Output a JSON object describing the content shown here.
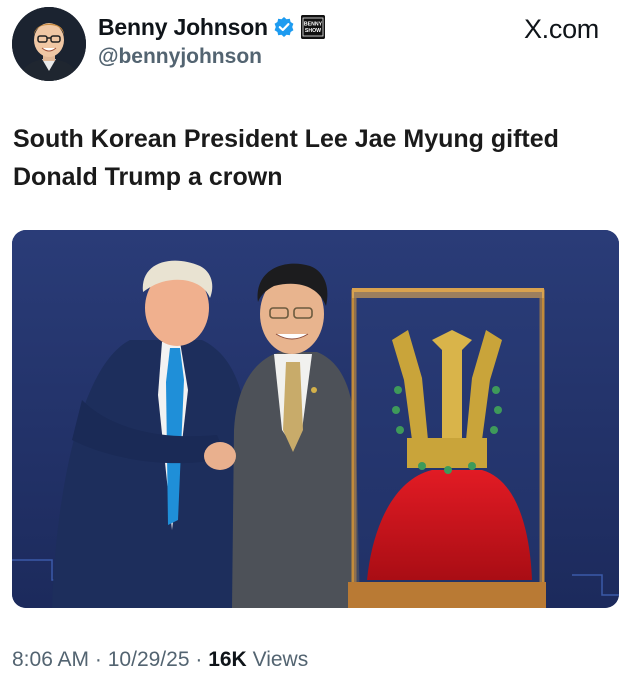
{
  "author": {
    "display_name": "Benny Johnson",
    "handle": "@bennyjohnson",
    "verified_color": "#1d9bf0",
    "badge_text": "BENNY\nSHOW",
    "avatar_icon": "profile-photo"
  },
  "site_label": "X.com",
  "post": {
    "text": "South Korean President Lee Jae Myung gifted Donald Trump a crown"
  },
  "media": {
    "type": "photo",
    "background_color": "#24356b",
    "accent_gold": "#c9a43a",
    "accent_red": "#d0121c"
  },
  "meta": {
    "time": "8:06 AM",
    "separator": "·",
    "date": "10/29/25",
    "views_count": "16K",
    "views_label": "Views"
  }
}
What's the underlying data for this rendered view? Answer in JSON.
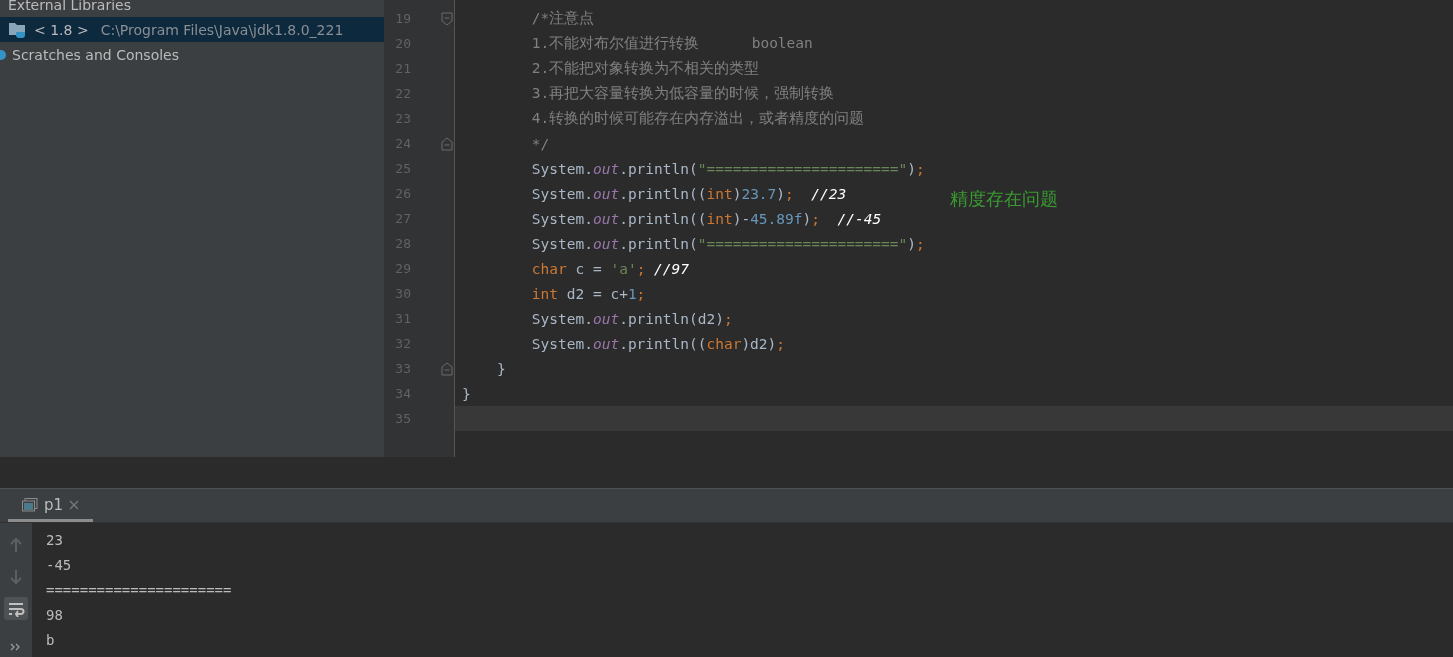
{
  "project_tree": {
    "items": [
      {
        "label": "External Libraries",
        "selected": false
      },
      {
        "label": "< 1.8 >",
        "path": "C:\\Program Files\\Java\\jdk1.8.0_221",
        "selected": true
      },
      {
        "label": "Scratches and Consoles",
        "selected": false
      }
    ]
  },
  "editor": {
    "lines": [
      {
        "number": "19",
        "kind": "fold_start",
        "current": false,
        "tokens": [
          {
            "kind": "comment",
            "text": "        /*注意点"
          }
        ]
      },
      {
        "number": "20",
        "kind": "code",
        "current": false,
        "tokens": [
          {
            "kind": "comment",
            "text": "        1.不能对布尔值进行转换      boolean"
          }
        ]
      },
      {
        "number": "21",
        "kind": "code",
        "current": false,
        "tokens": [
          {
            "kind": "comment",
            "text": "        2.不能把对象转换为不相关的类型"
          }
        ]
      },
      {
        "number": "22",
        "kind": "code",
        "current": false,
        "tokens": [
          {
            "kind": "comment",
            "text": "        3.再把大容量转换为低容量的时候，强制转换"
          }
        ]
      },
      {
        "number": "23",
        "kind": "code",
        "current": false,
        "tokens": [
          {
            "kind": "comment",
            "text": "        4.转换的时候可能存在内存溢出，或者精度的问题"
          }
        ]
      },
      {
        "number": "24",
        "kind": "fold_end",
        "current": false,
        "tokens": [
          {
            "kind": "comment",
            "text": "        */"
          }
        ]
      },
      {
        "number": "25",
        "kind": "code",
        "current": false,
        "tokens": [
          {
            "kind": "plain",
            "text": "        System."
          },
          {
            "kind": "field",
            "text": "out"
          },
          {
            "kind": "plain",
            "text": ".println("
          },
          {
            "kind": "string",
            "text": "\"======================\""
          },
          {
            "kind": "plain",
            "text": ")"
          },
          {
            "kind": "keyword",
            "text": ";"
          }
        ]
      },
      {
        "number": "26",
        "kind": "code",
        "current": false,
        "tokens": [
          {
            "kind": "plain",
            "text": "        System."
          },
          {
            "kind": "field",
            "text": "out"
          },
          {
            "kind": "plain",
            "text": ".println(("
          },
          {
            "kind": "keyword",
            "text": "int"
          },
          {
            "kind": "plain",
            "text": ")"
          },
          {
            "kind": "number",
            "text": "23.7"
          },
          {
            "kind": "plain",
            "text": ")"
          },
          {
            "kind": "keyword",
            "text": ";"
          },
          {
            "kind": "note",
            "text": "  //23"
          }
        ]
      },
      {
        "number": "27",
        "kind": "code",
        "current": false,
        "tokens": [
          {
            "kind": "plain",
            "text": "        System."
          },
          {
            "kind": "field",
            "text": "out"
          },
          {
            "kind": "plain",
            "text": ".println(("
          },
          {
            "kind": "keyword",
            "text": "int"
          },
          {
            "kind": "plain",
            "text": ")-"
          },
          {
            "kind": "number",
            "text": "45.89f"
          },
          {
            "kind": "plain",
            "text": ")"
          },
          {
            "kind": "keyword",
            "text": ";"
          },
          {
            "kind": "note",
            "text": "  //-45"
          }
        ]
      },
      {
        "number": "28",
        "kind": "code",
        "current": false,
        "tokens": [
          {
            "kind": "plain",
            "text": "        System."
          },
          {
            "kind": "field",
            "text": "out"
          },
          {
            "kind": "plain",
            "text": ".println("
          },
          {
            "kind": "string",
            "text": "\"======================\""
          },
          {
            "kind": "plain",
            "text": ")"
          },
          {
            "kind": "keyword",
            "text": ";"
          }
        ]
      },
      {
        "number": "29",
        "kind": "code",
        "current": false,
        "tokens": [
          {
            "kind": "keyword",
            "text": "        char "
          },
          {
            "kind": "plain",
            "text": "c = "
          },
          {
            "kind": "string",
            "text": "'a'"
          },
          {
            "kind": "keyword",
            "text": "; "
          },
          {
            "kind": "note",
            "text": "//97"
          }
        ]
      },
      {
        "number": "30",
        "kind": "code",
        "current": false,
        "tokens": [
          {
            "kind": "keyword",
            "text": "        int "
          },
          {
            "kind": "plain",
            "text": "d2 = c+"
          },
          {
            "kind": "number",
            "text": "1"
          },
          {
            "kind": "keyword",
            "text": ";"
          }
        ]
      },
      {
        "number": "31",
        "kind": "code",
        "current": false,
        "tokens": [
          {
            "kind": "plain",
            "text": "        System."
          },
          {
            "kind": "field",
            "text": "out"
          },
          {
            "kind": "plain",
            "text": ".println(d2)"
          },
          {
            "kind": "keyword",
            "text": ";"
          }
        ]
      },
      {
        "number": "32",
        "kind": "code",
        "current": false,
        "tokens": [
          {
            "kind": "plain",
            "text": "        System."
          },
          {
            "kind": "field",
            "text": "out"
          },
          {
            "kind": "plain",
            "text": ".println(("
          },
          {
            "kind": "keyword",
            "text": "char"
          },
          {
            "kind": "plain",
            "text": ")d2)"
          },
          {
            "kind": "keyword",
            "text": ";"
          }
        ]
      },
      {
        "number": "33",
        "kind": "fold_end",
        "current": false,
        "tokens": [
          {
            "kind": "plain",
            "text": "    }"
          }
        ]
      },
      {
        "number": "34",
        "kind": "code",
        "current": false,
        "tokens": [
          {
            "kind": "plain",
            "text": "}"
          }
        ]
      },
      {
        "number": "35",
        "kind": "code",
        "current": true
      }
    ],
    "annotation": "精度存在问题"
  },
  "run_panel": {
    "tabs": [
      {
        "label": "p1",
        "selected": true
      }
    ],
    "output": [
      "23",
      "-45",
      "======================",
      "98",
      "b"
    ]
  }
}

# # # # # # #

**Goal**:
Your copy should hold every record word for word and none of the pictures.

**Task response**:
Output a JSON object describing the content shown here.
{
  "author": {
    "display_name": "Benny Johnson",
    "handle": "@bennyjohnson",
    "verified_color": "#1d9bf0",
    "badge_text": "BENNY\nSHOW",
    "avatar_icon": "profile-photo"
  },
  "site_label": "X.com",
  "post": {
    "text": "South Korean President Lee Jae Myung gifted Donald Trump a crown"
  },
  "media": {
    "type": "photo",
    "background_color": "#24356b",
    "accent_gold": "#c9a43a",
    "accent_red": "#d0121c"
  },
  "meta": {
    "time": "8:06 AM",
    "separator": "·",
    "date": "10/29/25",
    "views_count": "16K",
    "views_label": "Views"
  }
}
What's the underlying data for this rendered view? Answer in JSON.
{
  "project_tree": {
    "items": [
      {
        "label": "External Libraries",
        "selected": false
      },
      {
        "label": "< 1.8 >",
        "path": "C:\\Program Files\\Java\\jdk1.8.0_221",
        "selected": true
      },
      {
        "label": "Scratches and Consoles",
        "selected": false
      }
    ]
  },
  "editor": {
    "lines": [
      {
        "number": "19",
        "kind": "fold_start",
        "current": false,
        "tokens": [
          {
            "kind": "comment",
            "text": "        /*注意点"
          }
        ]
      },
      {
        "number": "20",
        "kind": "code",
        "current": false,
        "tokens": [
          {
            "kind": "comment",
            "text": "        1.不能对布尔值进行转换      boolean"
          }
        ]
      },
      {
        "number": "21",
        "kind": "code",
        "current": false,
        "tokens": [
          {
            "kind": "comment",
            "text": "        2.不能把对象转换为不相关的类型"
          }
        ]
      },
      {
        "number": "22",
        "kind": "code",
        "current": false,
        "tokens": [
          {
            "kind": "comment",
            "text": "        3.再把大容量转换为低容量的时候，强制转换"
          }
        ]
      },
      {
        "number": "23",
        "kind": "code",
        "current": false,
        "tokens": [
          {
            "kind": "comment",
            "text": "        4.转换的时候可能存在内存溢出，或者精度的问题"
          }
        ]
      },
      {
        "number": "24",
        "kind": "fold_end",
        "current": false,
        "tokens": [
          {
            "kind": "comment",
            "text": "        */"
          }
        ]
      },
      {
        "number": "25",
        "kind": "code",
        "current": false,
        "tokens": [
          {
            "kind": "plain",
            "text": "        System."
          },
          {
            "kind": "field",
            "text": "out"
          },
          {
            "kind": "plain",
            "text": ".println("
          },
          {
            "kind": "string",
            "text": "\"======================\""
          },
          {
            "kind": "plain",
            "text": ")"
          },
          {
            "kind": "keyword",
            "text": ";"
          }
        ]
      },
      {
        "number": "26",
        "kind": "code",
        "current": false,
        "tokens": [
          {
            "kind": "plain",
            "text": "        System."
          },
          {
            "kind": "field",
            "text": "out"
          },
          {
            "kind": "plain",
            "text": ".println(("
          },
          {
            "kind": "keyword",
            "text": "int"
          },
          {
            "kind": "plain",
            "text": ")"
          },
          {
            "kind": "number",
            "text": "23.7"
          },
          {
            "kind": "plain",
            "text": ")"
          },
          {
            "kind": "keyword",
            "text": ";"
          },
          {
            "kind": "note",
            "text": "  //23"
          }
        ]
      },
      {
        "number": "27",
        "kind": "code",
        "current": false,
        "tokens": [
          {
            "kind": "plain",
            "text": "        System."
          },
          {
            "kind": "field",
            "text": "out"
          },
          {
            "kind": "plain",
            "text": ".println(("
          },
          {
            "kind": "keyword",
            "text": "int"
          },
          {
            "kind": "plain",
            "text": ")-"
          },
          {
            "kind": "number",
            "text": "45.89f"
          },
          {
            "kind": "plain",
            "text": ")"
          },
          {
            "kind": "keyword",
            "text": ";"
          },
          {
            "kind": "note",
            "text": "  //-45"
          }
        ]
      },
      {
        "number": "28",
        "kind": "code",
        "current": false,
        "tokens": [
          {
            "kind": "plain",
            "text": "        System."
          },
          {
            "kind": "field",
            "text": "out"
          },
          {
            "kind": "plain",
            "text": ".println("
          },
          {
            "kind": "string",
            "text": "\"======================\""
          },
          {
            "kind": "plain",
            "text": ")"
          },
          {
            "kind": "keyword",
            "text": ";"
          }
        ]
      },
      {
        "number": "29",
        "kind": "code",
        "current": false,
        "tokens": [
          {
            "kind": "keyword",
            "text": "        char "
          },
          {
            "kind": "plain",
            "text": "c = "
          },
          {
            "kind": "string",
            "text": "'a'"
          },
          {
            "kind": "keyword",
            "text": "; "
          },
          {
            "kind": "note",
            "text": "//97"
          }
        ]
      },
      {
        "number": "30",
        "kind": "code",
        "current": false,
        "tokens": [
          {
            "kind": "keyword",
            "text": "        int "
          },
          {
            "kind": "plain",
            "text": "d2 = c+"
          },
          {
            "kind": "number",
            "text": "1"
          },
          {
            "kind": "keyword",
            "text": ";"
          }
        ]
      },
      {
        "number": "31",
        "kind": "code",
        "current": false,
        "tokens": [
          {
            "kind": "plain",
            "text": "        System."
          },
          {
            "kind": "field",
            "text": "out"
          },
          {
            "kind": "plain",
            "text": ".println(d2)"
          },
          {
            "kind": "keyword",
            "text": ";"
          }
        ]
      },
      {
        "number": "32",
        "kind": "code",
        "current": false,
        "tokens": [
          {
            "kind": "plain",
            "text": "        System."
          },
          {
            "kind": "field",
            "text": "out"
          },
          {
            "kind": "plain",
            "text": ".println(("
          },
          {
            "kind": "keyword",
            "text": "char"
          },
          {
            "kind": "plain",
            "text": ")d2)"
          },
          {
            "kind": "keyword",
            "text": ";"
          }
        ]
      },
      {
        "number": "33",
        "kind": "fold_end",
        "current": false,
        "tokens": [
          {
            "kind": "plain",
            "text": "    }"
          }
        ]
      },
      {
        "number": "34",
        "kind": "code",
        "current": false,
        "tokens": [
          {
            "kind": "plain",
            "text": "}"
          }
        ]
      },
      {
        "number": "35",
        "kind": "code",
        "current": true
      }
    ],
    "annotation": "精度存在问题"
  },
  "run_panel": {
    "tabs": [
      {
        "label": "p1",
        "selected": true
      }
    ],
    "output": [
      "23",
      "-45",
      "======================",
      "98",
      "b"
    ]
  }
}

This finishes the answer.